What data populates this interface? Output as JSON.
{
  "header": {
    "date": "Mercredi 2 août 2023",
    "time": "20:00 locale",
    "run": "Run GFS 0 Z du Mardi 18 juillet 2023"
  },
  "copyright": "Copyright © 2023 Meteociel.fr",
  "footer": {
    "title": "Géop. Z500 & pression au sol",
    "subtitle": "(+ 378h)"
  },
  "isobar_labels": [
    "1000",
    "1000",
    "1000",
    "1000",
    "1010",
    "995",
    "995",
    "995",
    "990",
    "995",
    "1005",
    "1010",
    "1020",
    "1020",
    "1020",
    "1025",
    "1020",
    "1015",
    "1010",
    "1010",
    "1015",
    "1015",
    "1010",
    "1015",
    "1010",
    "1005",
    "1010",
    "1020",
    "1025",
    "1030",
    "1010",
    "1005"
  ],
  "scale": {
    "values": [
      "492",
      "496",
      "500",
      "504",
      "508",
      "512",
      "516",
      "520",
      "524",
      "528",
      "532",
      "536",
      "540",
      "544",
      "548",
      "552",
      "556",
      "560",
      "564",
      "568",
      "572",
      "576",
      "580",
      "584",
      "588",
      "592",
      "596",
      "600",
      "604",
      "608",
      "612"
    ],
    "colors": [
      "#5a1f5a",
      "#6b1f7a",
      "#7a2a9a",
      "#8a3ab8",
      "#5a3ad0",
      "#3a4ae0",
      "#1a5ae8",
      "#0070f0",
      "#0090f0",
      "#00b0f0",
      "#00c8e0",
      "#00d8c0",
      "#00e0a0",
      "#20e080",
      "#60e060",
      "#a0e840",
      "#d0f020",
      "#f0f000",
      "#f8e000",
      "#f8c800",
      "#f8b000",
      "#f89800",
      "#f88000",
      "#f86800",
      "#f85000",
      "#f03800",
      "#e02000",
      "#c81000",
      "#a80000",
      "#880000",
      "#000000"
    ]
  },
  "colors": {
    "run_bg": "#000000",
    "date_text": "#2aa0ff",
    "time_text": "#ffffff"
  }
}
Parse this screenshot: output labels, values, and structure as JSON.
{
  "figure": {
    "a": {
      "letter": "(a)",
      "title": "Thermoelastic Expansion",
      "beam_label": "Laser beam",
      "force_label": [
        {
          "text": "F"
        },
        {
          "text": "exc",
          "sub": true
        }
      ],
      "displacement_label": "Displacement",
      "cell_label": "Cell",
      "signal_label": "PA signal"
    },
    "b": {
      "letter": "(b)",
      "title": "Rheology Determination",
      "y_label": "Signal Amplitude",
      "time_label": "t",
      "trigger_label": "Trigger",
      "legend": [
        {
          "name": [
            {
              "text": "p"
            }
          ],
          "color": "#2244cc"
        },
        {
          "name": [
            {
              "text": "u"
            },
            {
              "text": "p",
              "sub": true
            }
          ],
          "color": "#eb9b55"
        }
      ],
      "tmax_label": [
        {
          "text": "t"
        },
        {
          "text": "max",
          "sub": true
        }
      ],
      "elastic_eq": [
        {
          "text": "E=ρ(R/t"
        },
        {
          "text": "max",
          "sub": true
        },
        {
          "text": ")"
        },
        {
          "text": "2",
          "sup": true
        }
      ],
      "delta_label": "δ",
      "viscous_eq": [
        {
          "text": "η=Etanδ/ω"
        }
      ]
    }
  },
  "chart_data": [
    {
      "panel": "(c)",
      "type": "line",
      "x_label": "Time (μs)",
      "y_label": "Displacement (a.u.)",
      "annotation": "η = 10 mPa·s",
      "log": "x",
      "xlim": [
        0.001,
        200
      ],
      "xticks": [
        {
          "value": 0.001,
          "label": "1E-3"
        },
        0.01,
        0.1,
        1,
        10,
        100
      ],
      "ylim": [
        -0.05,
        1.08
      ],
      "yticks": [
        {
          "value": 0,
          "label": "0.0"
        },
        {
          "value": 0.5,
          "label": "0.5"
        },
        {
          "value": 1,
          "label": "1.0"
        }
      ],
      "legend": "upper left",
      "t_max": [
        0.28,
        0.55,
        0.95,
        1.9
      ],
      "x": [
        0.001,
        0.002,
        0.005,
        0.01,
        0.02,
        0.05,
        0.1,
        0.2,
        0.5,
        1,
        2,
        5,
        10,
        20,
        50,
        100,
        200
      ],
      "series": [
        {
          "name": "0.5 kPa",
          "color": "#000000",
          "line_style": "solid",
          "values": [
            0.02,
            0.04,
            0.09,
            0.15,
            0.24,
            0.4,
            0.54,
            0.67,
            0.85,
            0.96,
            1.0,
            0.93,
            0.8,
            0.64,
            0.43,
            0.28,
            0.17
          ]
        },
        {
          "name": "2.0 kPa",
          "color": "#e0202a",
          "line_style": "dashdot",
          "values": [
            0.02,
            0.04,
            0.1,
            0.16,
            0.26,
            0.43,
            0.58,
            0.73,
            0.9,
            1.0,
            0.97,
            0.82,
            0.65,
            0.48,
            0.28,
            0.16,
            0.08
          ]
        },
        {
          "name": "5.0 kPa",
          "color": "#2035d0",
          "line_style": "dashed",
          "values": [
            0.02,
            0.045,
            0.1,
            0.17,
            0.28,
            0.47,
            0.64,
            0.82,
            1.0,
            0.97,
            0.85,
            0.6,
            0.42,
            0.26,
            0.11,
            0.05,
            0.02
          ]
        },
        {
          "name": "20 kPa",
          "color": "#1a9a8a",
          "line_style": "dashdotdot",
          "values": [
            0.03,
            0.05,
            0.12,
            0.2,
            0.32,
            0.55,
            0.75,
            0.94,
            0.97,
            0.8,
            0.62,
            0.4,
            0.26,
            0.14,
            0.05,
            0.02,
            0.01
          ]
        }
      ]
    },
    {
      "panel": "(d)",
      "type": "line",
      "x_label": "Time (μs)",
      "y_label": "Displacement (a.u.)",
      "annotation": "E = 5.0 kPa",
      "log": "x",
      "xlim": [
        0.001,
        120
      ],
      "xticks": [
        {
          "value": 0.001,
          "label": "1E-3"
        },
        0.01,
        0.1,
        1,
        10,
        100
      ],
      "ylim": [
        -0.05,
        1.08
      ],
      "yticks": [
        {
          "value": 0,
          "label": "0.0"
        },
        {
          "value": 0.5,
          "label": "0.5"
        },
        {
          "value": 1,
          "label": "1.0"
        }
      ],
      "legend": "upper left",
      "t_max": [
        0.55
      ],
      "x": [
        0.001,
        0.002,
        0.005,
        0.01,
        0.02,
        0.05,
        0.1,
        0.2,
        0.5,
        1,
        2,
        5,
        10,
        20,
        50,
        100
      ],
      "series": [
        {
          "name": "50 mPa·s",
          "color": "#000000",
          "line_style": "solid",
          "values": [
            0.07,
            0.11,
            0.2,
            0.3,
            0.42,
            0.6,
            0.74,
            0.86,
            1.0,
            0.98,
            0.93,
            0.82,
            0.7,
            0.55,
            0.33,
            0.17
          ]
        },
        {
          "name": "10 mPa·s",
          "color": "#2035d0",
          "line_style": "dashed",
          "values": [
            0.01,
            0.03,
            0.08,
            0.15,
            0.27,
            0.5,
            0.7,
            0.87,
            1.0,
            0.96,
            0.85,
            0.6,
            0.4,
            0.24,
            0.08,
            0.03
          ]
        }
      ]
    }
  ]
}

****

### EXERCISE
Please output the complete data exactly.

### WRITTEN RESPONSE
What data populates this interface? Output as JSON.
{
  "header": {
    "date": "Mercredi 2 août 2023",
    "time": "20:00 locale",
    "run": "Run GFS 0 Z du Mardi 18 juillet 2023"
  },
  "copyright": "Copyright © 2023 Meteociel.fr",
  "footer": {
    "title": "Géop. Z500 & pression au sol",
    "subtitle": "(+ 378h)"
  },
  "isobar_labels": [
    "1000",
    "1000",
    "1000",
    "1000",
    "1010",
    "995",
    "995",
    "995",
    "990",
    "995",
    "1005",
    "1010",
    "1020",
    "1020",
    "1020",
    "1025",
    "1020",
    "1015",
    "1010",
    "1010",
    "1015",
    "1015",
    "1010",
    "1015",
    "1010",
    "1005",
    "1010",
    "1020",
    "1025",
    "1030",
    "1010",
    "1005"
  ],
  "scale": {
    "values": [
      "492",
      "496",
      "500",
      "504",
      "508",
      "512",
      "516",
      "520",
      "524",
      "528",
      "532",
      "536",
      "540",
      "544",
      "548",
      "552",
      "556",
      "560",
      "564",
      "568",
      "572",
      "576",
      "580",
      "584",
      "588",
      "592",
      "596",
      "600",
      "604",
      "608",
      "612"
    ],
    "colors": [
      "#5a1f5a",
      "#6b1f7a",
      "#7a2a9a",
      "#8a3ab8",
      "#5a3ad0",
      "#3a4ae0",
      "#1a5ae8",
      "#0070f0",
      "#0090f0",
      "#00b0f0",
      "#00c8e0",
      "#00d8c0",
      "#00e0a0",
      "#20e080",
      "#60e060",
      "#a0e840",
      "#d0f020",
      "#f0f000",
      "#f8e000",
      "#f8c800",
      "#f8b000",
      "#f89800",
      "#f88000",
      "#f86800",
      "#f85000",
      "#f03800",
      "#e02000",
      "#c81000",
      "#a80000",
      "#880000",
      "#000000"
    ]
  },
  "colors": {
    "run_bg": "#000000",
    "date_text": "#2aa0ff",
    "time_text": "#ffffff"
  }
}
Parse this screenshot: output labels, values, and structure as JSON.
{
  "figure": {
    "a": {
      "letter": "(a)",
      "title": "Thermoelastic Expansion",
      "beam_label": "Laser beam",
      "force_label": [
        {
          "text": "F"
        },
        {
          "text": "exc",
          "sub": true
        }
      ],
      "displacement_label": "Displacement",
      "cell_label": "Cell",
      "signal_label": "PA signal"
    },
    "b": {
      "letter": "(b)",
      "title": "Rheology Determination",
      "y_label": "Signal Amplitude",
      "time_label": "t",
      "trigger_label": "Trigger",
      "legend": [
        {
          "name": [
            {
              "text": "p"
            }
          ],
          "color": "#2244cc"
        },
        {
          "name": [
            {
              "text": "u"
            },
            {
              "text": "p",
              "sub": true
            }
          ],
          "color": "#eb9b55"
        }
      ],
      "tmax_label": [
        {
          "text": "t"
        },
        {
          "text": "max",
          "sub": true
        }
      ],
      "elastic_eq": [
        {
          "text": "E=ρ(R/t"
        },
        {
          "text": "max",
          "sub": true
        },
        {
          "text": ")"
        },
        {
          "text": "2",
          "sup": true
        }
      ],
      "delta_label": "δ",
      "viscous_eq": [
        {
          "text": "η=Etanδ/ω"
        }
      ]
    }
  },
  "chart_data": [
    {
      "panel": "(c)",
      "type": "line",
      "x_label": "Time (μs)",
      "y_label": "Displacement (a.u.)",
      "annotation": "η = 10 mPa·s",
      "log": "x",
      "xlim": [
        0.001,
        200
      ],
      "xticks": [
        {
          "value": 0.001,
          "label": "1E-3"
        },
        0.01,
        0.1,
        1,
        10,
        100
      ],
      "ylim": [
        -0.05,
        1.08
      ],
      "yticks": [
        {
          "value": 0,
          "label": "0.0"
        },
        {
          "value": 0.5,
          "label": "0.5"
        },
        {
          "value": 1,
          "label": "1.0"
        }
      ],
      "legend": "upper left",
      "t_max": [
        0.28,
        0.55,
        0.95,
        1.9
      ],
      "x": [
        0.001,
        0.002,
        0.005,
        0.01,
        0.02,
        0.05,
        0.1,
        0.2,
        0.5,
        1,
        2,
        5,
        10,
        20,
        50,
        100,
        200
      ],
      "series": [
        {
          "name": "0.5 kPa",
          "color": "#000000",
          "line_style": "solid",
          "values": [
            0.02,
            0.04,
            0.09,
            0.15,
            0.24,
            0.4,
            0.54,
            0.67,
            0.85,
            0.96,
            1.0,
            0.93,
            0.8,
            0.64,
            0.43,
            0.28,
            0.17
          ]
        },
        {
          "name": "2.0 kPa",
          "color": "#e0202a",
          "line_style": "dashdot",
          "values": [
            0.02,
            0.04,
            0.1,
            0.16,
            0.26,
            0.43,
            0.58,
            0.73,
            0.9,
            1.0,
            0.97,
            0.82,
            0.65,
            0.48,
            0.28,
            0.16,
            0.08
          ]
        },
        {
          "name": "5.0 kPa",
          "color": "#2035d0",
          "line_style": "dashed",
          "values": [
            0.02,
            0.045,
            0.1,
            0.17,
            0.28,
            0.47,
            0.64,
            0.82,
            1.0,
            0.97,
            0.85,
            0.6,
            0.42,
            0.26,
            0.11,
            0.05,
            0.02
          ]
        },
        {
          "name": "20 kPa",
          "color": "#1a9a8a",
          "line_style": "dashdotdot",
          "values": [
            0.03,
            0.05,
            0.12,
            0.2,
            0.32,
            0.55,
            0.75,
            0.94,
            0.97,
            0.8,
            0.62,
            0.4,
            0.26,
            0.14,
            0.05,
            0.02,
            0.01
          ]
        }
      ]
    },
    {
      "panel": "(d)",
      "type": "line",
      "x_label": "Time (μs)",
      "y_label": "Displacement (a.u.)",
      "annotation": "E = 5.0 kPa",
      "log": "x",
      "xlim": [
        0.001,
        120
      ],
      "xticks": [
        {
          "value": 0.001,
          "label": "1E-3"
        },
        0.01,
        0.1,
        1,
        10,
        100
      ],
      "ylim": [
        -0.05,
        1.08
      ],
      "yticks": [
        {
          "value": 0,
          "label": "0.0"
        },
        {
          "value": 0.5,
          "label": "0.5"
        },
        {
          "value": 1,
          "label": "1.0"
        }
      ],
      "legend": "upper left",
      "t_max": [
        0.55
      ],
      "x": [
        0.001,
        0.002,
        0.005,
        0.01,
        0.02,
        0.05,
        0.1,
        0.2,
        0.5,
        1,
        2,
        5,
        10,
        20,
        50,
        100
      ],
      "series": [
        {
          "name": "50 mPa·s",
          "color": "#000000",
          "line_style": "solid",
          "values": [
            0.07,
            0.11,
            0.2,
            0.3,
            0.42,
            0.6,
            0.74,
            0.86,
            1.0,
            0.98,
            0.93,
            0.82,
            0.7,
            0.55,
            0.33,
            0.17
          ]
        },
        {
          "name": "10 mPa·s",
          "color": "#2035d0",
          "line_style": "dashed",
          "values": [
            0.01,
            0.03,
            0.08,
            0.15,
            0.27,
            0.5,
            0.7,
            0.87,
            1.0,
            0.96,
            0.85,
            0.6,
            0.4,
            0.24,
            0.08,
            0.03
          ]
        }
      ]
    }
  ]
}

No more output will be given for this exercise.